◆ **Set exercise**: Leave out the images; return the rest of the data exactly.

◆ **Data entries**:
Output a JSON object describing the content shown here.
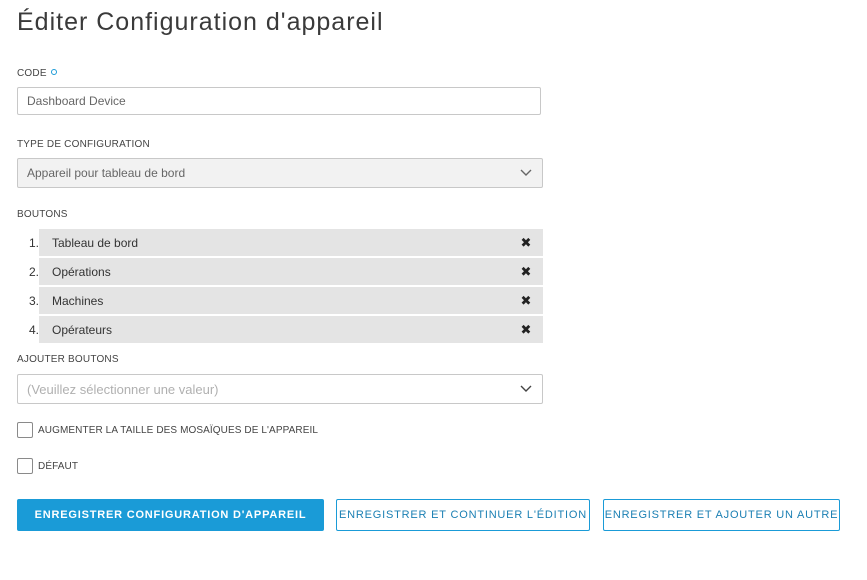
{
  "page": {
    "title": "Éditer Configuration d'appareil"
  },
  "form": {
    "code": {
      "label": "Code",
      "value": "Dashboard Device"
    },
    "config_type": {
      "label": "Type de configuration",
      "value": "Appareil pour tableau de bord"
    },
    "buttons": {
      "label": "Boutons",
      "items": [
        {
          "num": "1.",
          "label": "Tableau de bord"
        },
        {
          "num": "2.",
          "label": "Opérations"
        },
        {
          "num": "3.",
          "label": "Machines"
        },
        {
          "num": "4.",
          "label": "Opérateurs"
        }
      ],
      "remove_glyph": "✖"
    },
    "add_buttons": {
      "label": "Ajouter boutons",
      "placeholder": "(Veuillez sélectionner une valeur)"
    },
    "increase_tiles": {
      "label": "Augmenter la taille des mosaïques de l'appareil",
      "checked": false
    },
    "default": {
      "label": "Défaut",
      "checked": false
    }
  },
  "actions": {
    "save": "Enregistrer Configuration d'appareil",
    "save_continue": "Enregistrer et continuer l'édition",
    "save_add_another": "Enregistrer et ajouter un autre"
  },
  "colors": {
    "accent": "#1a9bd7",
    "chip_bg": "#e4e4e4"
  }
}
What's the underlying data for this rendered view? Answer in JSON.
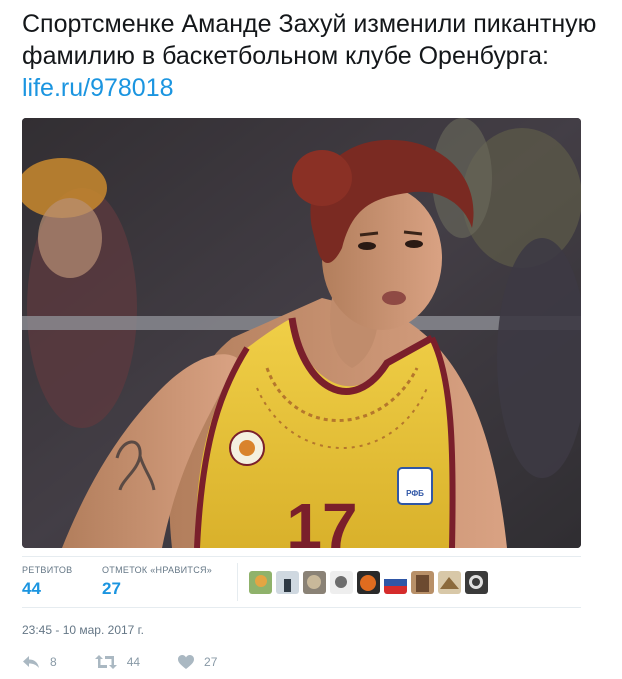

◆ **Problem solution**:
Output a JSON object describing the content shown here.
{
  "page": {
    "title": "Éditer Configuration d'appareil"
  },
  "form": {
    "code": {
      "label": "Code",
      "value": "Dashboard Device"
    },
    "config_type": {
      "label": "Type de configuration",
      "value": "Appareil pour tableau de bord"
    },
    "buttons": {
      "label": "Boutons",
      "items": [
        {
          "num": "1.",
          "label": "Tableau de bord"
        },
        {
          "num": "2.",
          "label": "Opérations"
        },
        {
          "num": "3.",
          "label": "Machines"
        },
        {
          "num": "4.",
          "label": "Opérateurs"
        }
      ],
      "remove_glyph": "✖"
    },
    "add_buttons": {
      "label": "Ajouter boutons",
      "placeholder": "(Veuillez sélectionner une valeur)"
    },
    "increase_tiles": {
      "label": "Augmenter la taille des mosaïques de l'appareil",
      "checked": false
    },
    "default": {
      "label": "Défaut",
      "checked": false
    }
  },
  "actions": {
    "save": "Enregistrer Configuration d'appareil",
    "save_continue": "Enregistrer et continuer l'édition",
    "save_add_another": "Enregistrer et ajouter un autre"
  },
  "colors": {
    "accent": "#1a9bd7",
    "chip_bg": "#e4e4e4"
  }
}
What's the underlying data for this rendered view? Answer in JSON.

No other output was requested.